— start —

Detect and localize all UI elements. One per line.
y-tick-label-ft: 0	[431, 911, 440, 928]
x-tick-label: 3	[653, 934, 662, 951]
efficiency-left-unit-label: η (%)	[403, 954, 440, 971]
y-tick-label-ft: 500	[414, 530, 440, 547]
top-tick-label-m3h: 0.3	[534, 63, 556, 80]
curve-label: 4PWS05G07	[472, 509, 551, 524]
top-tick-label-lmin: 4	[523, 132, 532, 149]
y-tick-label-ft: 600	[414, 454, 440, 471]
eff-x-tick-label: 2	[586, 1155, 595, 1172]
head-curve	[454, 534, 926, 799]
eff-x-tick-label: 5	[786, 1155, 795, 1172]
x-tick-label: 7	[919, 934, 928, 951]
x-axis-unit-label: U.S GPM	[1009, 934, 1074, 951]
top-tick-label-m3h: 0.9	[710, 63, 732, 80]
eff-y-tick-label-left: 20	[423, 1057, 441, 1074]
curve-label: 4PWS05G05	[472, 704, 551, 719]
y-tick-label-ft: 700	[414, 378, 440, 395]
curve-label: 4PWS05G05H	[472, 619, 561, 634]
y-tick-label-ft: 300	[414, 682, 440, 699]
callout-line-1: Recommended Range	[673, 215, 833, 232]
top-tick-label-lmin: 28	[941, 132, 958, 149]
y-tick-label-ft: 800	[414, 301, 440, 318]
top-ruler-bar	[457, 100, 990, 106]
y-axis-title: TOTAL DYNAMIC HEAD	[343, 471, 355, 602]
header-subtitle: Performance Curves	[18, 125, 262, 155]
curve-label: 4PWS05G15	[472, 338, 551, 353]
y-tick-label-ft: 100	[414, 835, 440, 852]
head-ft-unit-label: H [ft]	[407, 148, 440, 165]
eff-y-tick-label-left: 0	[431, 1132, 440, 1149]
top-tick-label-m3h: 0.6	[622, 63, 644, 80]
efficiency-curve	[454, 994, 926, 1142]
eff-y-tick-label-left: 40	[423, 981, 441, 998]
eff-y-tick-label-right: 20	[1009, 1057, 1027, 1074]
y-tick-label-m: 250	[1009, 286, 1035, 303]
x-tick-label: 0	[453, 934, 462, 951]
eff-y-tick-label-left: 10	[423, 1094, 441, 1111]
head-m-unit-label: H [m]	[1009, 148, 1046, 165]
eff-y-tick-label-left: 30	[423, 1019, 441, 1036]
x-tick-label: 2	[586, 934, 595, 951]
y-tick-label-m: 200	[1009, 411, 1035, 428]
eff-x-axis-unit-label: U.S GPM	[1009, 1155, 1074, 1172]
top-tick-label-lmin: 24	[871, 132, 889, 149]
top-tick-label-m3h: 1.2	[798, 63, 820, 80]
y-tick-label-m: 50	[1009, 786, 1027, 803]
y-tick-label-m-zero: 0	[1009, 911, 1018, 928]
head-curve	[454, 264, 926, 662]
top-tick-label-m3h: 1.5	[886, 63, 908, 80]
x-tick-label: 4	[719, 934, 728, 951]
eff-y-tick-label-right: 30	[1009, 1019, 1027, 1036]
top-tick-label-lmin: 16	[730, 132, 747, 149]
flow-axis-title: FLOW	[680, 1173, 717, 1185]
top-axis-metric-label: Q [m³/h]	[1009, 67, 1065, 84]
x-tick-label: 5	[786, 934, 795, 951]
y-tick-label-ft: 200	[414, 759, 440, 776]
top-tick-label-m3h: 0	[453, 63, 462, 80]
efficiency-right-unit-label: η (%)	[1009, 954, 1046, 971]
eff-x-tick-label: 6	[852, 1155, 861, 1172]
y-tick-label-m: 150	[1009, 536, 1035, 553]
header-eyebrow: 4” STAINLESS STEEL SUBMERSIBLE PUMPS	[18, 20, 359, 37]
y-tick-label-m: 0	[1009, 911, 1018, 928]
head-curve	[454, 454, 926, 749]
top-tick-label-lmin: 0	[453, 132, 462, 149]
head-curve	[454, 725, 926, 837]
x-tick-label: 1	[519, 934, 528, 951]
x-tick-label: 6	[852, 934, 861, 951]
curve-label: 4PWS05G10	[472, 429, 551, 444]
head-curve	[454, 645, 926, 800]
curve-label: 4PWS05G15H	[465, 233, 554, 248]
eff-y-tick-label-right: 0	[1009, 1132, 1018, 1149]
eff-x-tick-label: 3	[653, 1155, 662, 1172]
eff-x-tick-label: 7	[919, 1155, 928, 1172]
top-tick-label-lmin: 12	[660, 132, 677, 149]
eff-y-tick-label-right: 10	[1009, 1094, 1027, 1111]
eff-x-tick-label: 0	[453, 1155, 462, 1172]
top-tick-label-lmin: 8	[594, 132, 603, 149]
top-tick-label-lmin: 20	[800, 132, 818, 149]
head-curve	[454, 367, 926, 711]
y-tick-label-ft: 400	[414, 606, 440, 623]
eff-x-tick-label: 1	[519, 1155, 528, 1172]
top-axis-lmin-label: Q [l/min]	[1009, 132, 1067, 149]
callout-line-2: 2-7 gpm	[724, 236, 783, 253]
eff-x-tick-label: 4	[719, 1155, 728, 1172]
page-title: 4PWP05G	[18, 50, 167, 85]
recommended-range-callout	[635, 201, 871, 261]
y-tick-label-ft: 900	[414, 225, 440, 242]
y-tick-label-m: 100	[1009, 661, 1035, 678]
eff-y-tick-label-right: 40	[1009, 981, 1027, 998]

— end —

Turn every line of the records above into a numbered list, and leave out any blank lines.

1. Detect and localize all UI elements. One per line.
2. y-tick-label-ft: 0	[431, 911, 440, 928]
3. x-tick-label: 3	[653, 934, 662, 951]
4. efficiency-left-unit-label: η (%)	[403, 954, 440, 971]
5. y-tick-label-ft: 500	[414, 530, 440, 547]
6. top-tick-label-m3h: 0.3	[534, 63, 556, 80]
7. curve-label: 4PWS05G07	[472, 509, 551, 524]
8. top-tick-label-lmin: 4	[523, 132, 532, 149]
9. y-tick-label-ft: 600	[414, 454, 440, 471]
10. eff-x-tick-label: 2	[586, 1155, 595, 1172]
11. head-curve	[454, 534, 926, 799]
12. eff-x-tick-label: 5	[786, 1155, 795, 1172]
13. x-tick-label: 7	[919, 934, 928, 951]
14. x-axis-unit-label: U.S GPM	[1009, 934, 1074, 951]
15. top-tick-label-m3h: 0.9	[710, 63, 732, 80]
16. eff-y-tick-label-left: 20	[423, 1057, 441, 1074]
17. curve-label: 4PWS05G05	[472, 704, 551, 719]
18. y-tick-label-ft: 700	[414, 378, 440, 395]
19. curve-label: 4PWS05G05H	[472, 619, 561, 634]
20. y-tick-label-ft: 300	[414, 682, 440, 699]
21. callout-line-1: Recommended Range	[673, 215, 833, 232]
22. top-tick-label-lmin: 28	[941, 132, 958, 149]
23. y-tick-label-ft: 800	[414, 301, 440, 318]
24. top-ruler-bar	[457, 100, 990, 106]
25. y-axis-title: TOTAL DYNAMIC HEAD	[343, 471, 355, 602]
26. header-subtitle: Performance Curves	[18, 125, 262, 155]
27. curve-label: 4PWS05G15	[472, 338, 551, 353]
28. y-tick-label-ft: 100	[414, 835, 440, 852]
29. head-ft-unit-label: H [ft]	[407, 148, 440, 165]
30. eff-y-tick-label-left: 0	[431, 1132, 440, 1149]
31. top-tick-label-m3h: 0.6	[622, 63, 644, 80]
32. efficiency-curve	[454, 994, 926, 1142]
33. eff-y-tick-label-left: 40	[423, 981, 441, 998]
34. eff-y-tick-label-right: 20	[1009, 1057, 1027, 1074]
35. y-tick-label-m: 250	[1009, 286, 1035, 303]
36. x-tick-label: 0	[453, 934, 462, 951]
37. eff-y-tick-label-left: 10	[423, 1094, 441, 1111]
38. head-m-unit-label: H [m]	[1009, 148, 1046, 165]
39. eff-y-tick-label-left: 30	[423, 1019, 441, 1036]
40. x-tick-label: 2	[586, 934, 595, 951]
41. y-tick-label-m: 200	[1009, 411, 1035, 428]
42. eff-x-axis-unit-label: U.S GPM	[1009, 1155, 1074, 1172]
43. top-tick-label-lmin: 24	[871, 132, 889, 149]
44. top-tick-label-m3h: 1.2	[798, 63, 820, 80]
45. y-tick-label-m: 50	[1009, 786, 1027, 803]
46. y-tick-label-m-zero: 0	[1009, 911, 1018, 928]
47. head-curve	[454, 264, 926, 662]
48. top-tick-label-m3h: 1.5	[886, 63, 908, 80]
49. x-tick-label: 4	[719, 934, 728, 951]
50. eff-y-tick-label-right: 30	[1009, 1019, 1027, 1036]
51. top-tick-label-lmin: 16	[730, 132, 747, 149]
52. flow-axis-title: FLOW	[680, 1173, 717, 1185]
53. top-axis-metric-label: Q [m³/h]	[1009, 67, 1065, 84]
54. x-tick-label: 5	[786, 934, 795, 951]
55. y-tick-label-ft: 200	[414, 759, 440, 776]
56. top-tick-label-m3h: 0	[453, 63, 462, 80]
57. efficiency-right-unit-label: η (%)	[1009, 954, 1046, 971]
58. eff-x-tick-label: 6	[852, 1155, 861, 1172]
59. y-tick-label-m: 150	[1009, 536, 1035, 553]
60. header-eyebrow: 4” STAINLESS STEEL SUBMERSIBLE PUMPS	[18, 20, 359, 37]
61. y-tick-label-m: 0	[1009, 911, 1018, 928]
62. head-curve	[454, 454, 926, 749]
63. top-tick-label-lmin: 0	[453, 132, 462, 149]
64. head-curve	[454, 725, 926, 837]
65. x-tick-label: 1	[519, 934, 528, 951]
66. x-tick-label: 6	[852, 934, 861, 951]
67. curve-label: 4PWS05G10	[472, 429, 551, 444]
68. head-curve	[454, 645, 926, 800]
69. curve-label: 4PWS05G15H	[465, 233, 554, 248]
70. eff-y-tick-label-right: 0	[1009, 1132, 1018, 1149]
71. eff-x-tick-label: 3	[653, 1155, 662, 1172]
72. eff-x-tick-label: 7	[919, 1155, 928, 1172]
73. top-tick-label-lmin: 12	[660, 132, 677, 149]
74. eff-y-tick-label-right: 10	[1009, 1094, 1027, 1111]
75. eff-x-tick-label: 0	[453, 1155, 462, 1172]
76. top-tick-label-lmin: 8	[594, 132, 603, 149]
77. top-tick-label-lmin: 20	[800, 132, 818, 149]
78. head-curve	[454, 367, 926, 711]
79. y-tick-label-ft: 400	[414, 606, 440, 623]
80. eff-x-tick-label: 1	[519, 1155, 528, 1172]
81. top-axis-lmin-label: Q [l/min]	[1009, 132, 1067, 149]
82. callout-line-2: 2-7 gpm	[724, 236, 783, 253]
83. eff-x-tick-label: 4	[719, 1155, 728, 1172]
84. page-title: 4PWP05G	[18, 50, 167, 85]
85. recommended-range-callout	[635, 201, 871, 261]
86. y-tick-label-ft: 900	[414, 225, 440, 242]
87. y-tick-label-m: 100	[1009, 661, 1035, 678]
88. eff-y-tick-label-right: 40	[1009, 981, 1027, 998]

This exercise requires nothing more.